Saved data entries
* * * * * * *

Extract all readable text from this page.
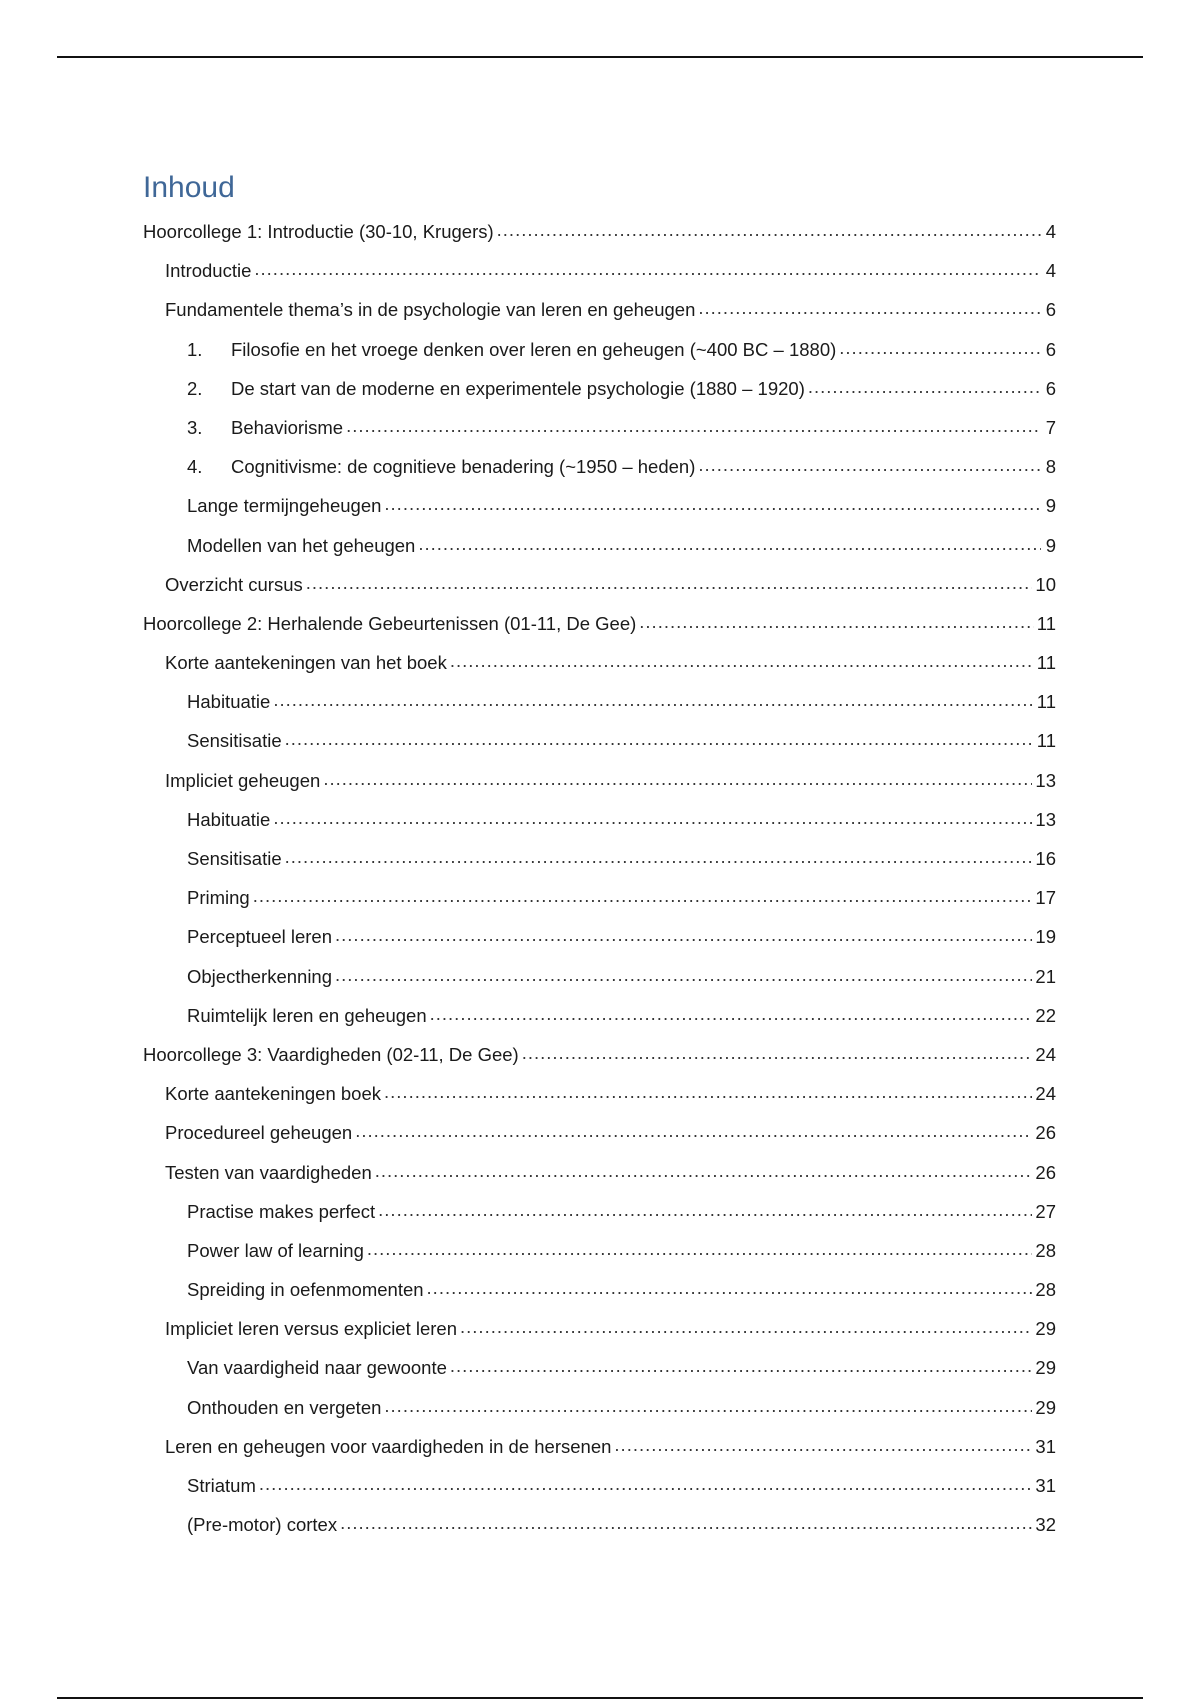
Inhoud
Hoorcollege 1: Introductie (30-10, Krugers) .....	4
Introductie .....	4
Fundamentele thema’s in de psychologie van leren en geheugen .....	6
1.	Filosofie en het vroege denken over leren en geheugen (~400 BC – 1880) .....	6
2.	De start van de moderne en experimentele psychologie (1880 – 1920) .....	6
3.	Behaviorisme .....	7
4.	Cognitivisme: de cognitieve benadering (~1950 – heden) .....	8
Lange termijngeheugen .....	9
Modellen van het geheugen .....	9
Overzicht cursus .....	10
Hoorcollege 2: Herhalende Gebeurtenissen (01-11, De Gee) .....	11
Korte aantekeningen van het boek .....	11
Habituatie .....	11
Sensitisatie .....	11
Impliciet geheugen .....	13
Habituatie .....	13
Sensitisatie .....	16
Priming .....	17
Perceptueel leren .....	19
Objectherkenning .....	21
Ruimtelijk leren en geheugen .....	22
Hoorcollege 3: Vaardigheden (02-11, De Gee) .....	24
Korte aantekeningen boek .....	24
Procedureel geheugen .....	26
Testen van vaardigheden .....	26
Practise makes perfect .....	27
Power law of learning .....	28
Spreiding in oefenmomenten .....	28
Impliciet leren versus expliciet leren .....	29
Van vaardigheid naar gewoonte .....	29
Onthouden en vergeten .....	29
Leren en geheugen voor vaardigheden in de hersenen .....	31
Striatum .....	31
(Pre-motor) cortex .....	32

* * * * * * *

◆ INSTRUCTIONS FOR THE TASK: Locate each line with the word "psychologie" and copy it.

◆ FINAL RESULT:
Fundamentele thema’s in de psychologie van leren en geheugen .....	6
2.	De start van de moderne en experimentele psychologie (1880 – 1920) .....	6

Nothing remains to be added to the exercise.